### Dataset entries
■ ■ ■

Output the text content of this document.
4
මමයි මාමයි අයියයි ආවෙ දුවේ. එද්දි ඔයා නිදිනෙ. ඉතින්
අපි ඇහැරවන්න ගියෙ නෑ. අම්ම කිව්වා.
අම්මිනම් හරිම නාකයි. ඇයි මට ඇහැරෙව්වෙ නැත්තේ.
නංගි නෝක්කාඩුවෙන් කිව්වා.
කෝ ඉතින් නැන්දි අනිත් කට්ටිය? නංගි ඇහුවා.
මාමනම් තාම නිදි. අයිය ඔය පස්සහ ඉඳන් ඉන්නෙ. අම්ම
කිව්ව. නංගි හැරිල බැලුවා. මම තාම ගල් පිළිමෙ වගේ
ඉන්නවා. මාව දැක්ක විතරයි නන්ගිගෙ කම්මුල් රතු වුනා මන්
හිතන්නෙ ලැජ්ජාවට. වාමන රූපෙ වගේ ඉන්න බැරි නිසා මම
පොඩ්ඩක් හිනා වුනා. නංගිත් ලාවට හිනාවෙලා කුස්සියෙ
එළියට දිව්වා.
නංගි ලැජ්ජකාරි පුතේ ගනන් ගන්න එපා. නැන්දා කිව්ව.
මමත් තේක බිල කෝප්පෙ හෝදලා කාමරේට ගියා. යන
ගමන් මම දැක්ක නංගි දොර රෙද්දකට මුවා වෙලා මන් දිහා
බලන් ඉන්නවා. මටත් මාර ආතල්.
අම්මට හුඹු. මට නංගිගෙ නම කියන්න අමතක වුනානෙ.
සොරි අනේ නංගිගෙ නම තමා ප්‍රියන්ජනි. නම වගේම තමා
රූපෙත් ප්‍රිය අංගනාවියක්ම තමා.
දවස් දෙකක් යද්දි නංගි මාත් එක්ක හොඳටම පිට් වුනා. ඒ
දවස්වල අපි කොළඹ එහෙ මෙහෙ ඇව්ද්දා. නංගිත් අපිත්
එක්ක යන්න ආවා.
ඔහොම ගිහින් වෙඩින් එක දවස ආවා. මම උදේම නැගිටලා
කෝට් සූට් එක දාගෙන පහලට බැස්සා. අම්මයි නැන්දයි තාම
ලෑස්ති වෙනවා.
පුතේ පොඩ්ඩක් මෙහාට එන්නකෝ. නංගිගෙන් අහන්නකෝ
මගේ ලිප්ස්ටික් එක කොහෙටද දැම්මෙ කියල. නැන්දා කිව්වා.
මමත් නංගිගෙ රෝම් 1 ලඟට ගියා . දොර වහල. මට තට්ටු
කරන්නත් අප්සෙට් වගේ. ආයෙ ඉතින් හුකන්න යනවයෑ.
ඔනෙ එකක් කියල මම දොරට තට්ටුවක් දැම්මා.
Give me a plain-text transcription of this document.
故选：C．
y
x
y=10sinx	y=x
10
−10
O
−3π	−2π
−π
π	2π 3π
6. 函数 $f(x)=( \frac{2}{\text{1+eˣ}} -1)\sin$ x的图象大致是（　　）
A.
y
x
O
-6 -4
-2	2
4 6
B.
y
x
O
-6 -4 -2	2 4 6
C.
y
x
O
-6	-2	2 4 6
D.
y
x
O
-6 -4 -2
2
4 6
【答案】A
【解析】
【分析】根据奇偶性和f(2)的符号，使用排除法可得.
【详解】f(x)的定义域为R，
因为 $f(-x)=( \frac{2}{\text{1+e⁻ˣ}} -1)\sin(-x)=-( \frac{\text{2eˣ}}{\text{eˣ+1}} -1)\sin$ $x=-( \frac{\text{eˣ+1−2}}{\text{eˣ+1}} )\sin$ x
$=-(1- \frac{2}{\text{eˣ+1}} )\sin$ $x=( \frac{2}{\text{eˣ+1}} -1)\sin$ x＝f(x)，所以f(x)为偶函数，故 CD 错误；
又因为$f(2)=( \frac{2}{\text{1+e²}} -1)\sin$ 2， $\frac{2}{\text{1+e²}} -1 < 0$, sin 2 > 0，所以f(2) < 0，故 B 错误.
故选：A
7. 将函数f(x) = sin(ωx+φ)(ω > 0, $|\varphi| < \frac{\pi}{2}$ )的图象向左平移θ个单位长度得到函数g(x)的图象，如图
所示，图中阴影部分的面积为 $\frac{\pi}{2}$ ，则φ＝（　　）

■ ■ ■

### Brief
The listing above should be transcribed in full, exactly as written.

### Complete response
Output the text content of this document.
4
මමයි මාමයි අයියයි ආවෙ දුවේ. එද්දි ඔයා නිදිනෙ. ඉතින්
අපි ඇහැරවන්න ගියෙ නෑ. අම්ම කිව්වා.
අම්මිනම් හරිම නාකයි. ඇයි මට ඇහැරෙව්වෙ නැත්තේ.
නංගි නෝක්කාඩුවෙන් කිව්වා.
කෝ ඉතින් නැන්දි අනිත් කට්ටිය? නංගි ඇහුවා.
මාමනම් තාම නිදි. අයිය ඔය පස්සහ ඉඳන් ඉන්නෙ. අම්ම
කිව්ව. නංගි හැරිල බැලුවා. මම තාම ගල් පිළිමෙ වගේ
ඉන්නවා. මාව දැක්ක විතරයි නන්ගිගෙ කම්මුල් රතු වුනා මන්
හිතන්නෙ ලැජ්ජාවට. වාමන රූපෙ වගේ ඉන්න බැරි නිසා මම
පොඩ්ඩක් හිනා වුනා. නංගිත් ලාවට හිනාවෙලා කුස්සියෙ
එළියට දිව්වා.
නංගි ලැජ්ජකාරි පුතේ ගනන් ගන්න එපා. නැන්දා කිව්ව.
මමත් තේක බිල කෝප්පෙ හෝදලා කාමරේට ගියා. යන
ගමන් මම දැක්ක නංගි දොර රෙද්දකට මුවා වෙලා මන් දිහා
බලන් ඉන්නවා. මටත් මාර ආතල්.
අම්මට හුඹු. මට නංගිගෙ නම කියන්න අමතක වුනානෙ.
සොරි අනේ නංගිගෙ නම තමා ප්‍රියන්ජනි. නම වගේම තමා
රූපෙත් ප්‍රිය අංගනාවියක්ම තමා.
දවස් දෙකක් යද්දි නංගි මාත් එක්ක හොඳටම පිට් වුනා. ඒ
දවස්වල අපි කොළඹ එහෙ මෙහෙ ඇව්ද්දා. නංගිත් අපිත්
එක්ක යන්න ආවා.
ඔහොම ගිහින් වෙඩින් එක දවස ආවා. මම උදේම නැගිටලා
කෝට් සූට් එක දාගෙන පහලට බැස්සා. අම්මයි නැන්දයි තාම
ලෑස්ති වෙනවා.
පුතේ පොඩ්ඩක් මෙහාට එන්නකෝ. නංගිගෙන් අහන්නකෝ
මගේ ලිප්ස්ටික් එක කොහෙටද දැම්මෙ කියල. නැන්දා කිව්වා.
මමත් නංගිගෙ රෝම් 1 ලඟට ගියා . දොර වහල. මට තට්ටු
කරන්නත් අප්සෙට් වගේ. ආයෙ ඉතින් හුකන්න යනවයෑ.
ඔනෙ එකක් කියල මම දොරට තට්ටුවක් දැම්මා.
Give me a plain-text transcription of this document.
故选：C．
y
x
y=10sinx	y=x
10
−10
O
−3π	−2π
−π
π	2π 3π
6. 函数 $f(x)=( \frac{2}{\text{1+eˣ}} -1)\sin$ x的图象大致是（　　）
A.
y
x
O
-6 -4
-2	2
4 6
B.
y
x
O
-6 -4 -2	2 4 6
C.
y
x
O
-6	-2	2 4 6
D.
y
x
O
-6 -4 -2
2
4 6
【答案】A
【解析】
【分析】根据奇偶性和f(2)的符号，使用排除法可得.
【详解】f(x)的定义域为R，
因为 $f(-x)=( \frac{2}{\text{1+e⁻ˣ}} -1)\sin(-x)=-( \frac{\text{2eˣ}}{\text{eˣ+1}} -1)\sin$ $x=-( \frac{\text{eˣ+1−2}}{\text{eˣ+1}} )\sin$ x
$=-(1- \frac{2}{\text{eˣ+1}} )\sin$ $x=( \frac{2}{\text{eˣ+1}} -1)\sin$ x＝f(x)，所以f(x)为偶函数，故 CD 错误；
又因为$f(2)=( \frac{2}{\text{1+e²}} -1)\sin$ 2， $\frac{2}{\text{1+e²}} -1 < 0$, sin 2 > 0，所以f(2) < 0，故 B 错误.
故选：A
7. 将函数f(x) = sin(ωx+φ)(ω > 0, $|\varphi| < \frac{\pi}{2}$ )的图象向左平移θ个单位长度得到函数g(x)的图象，如图
所示，图中阴影部分的面积为 $\frac{\pi}{2}$ ，则φ＝（　　）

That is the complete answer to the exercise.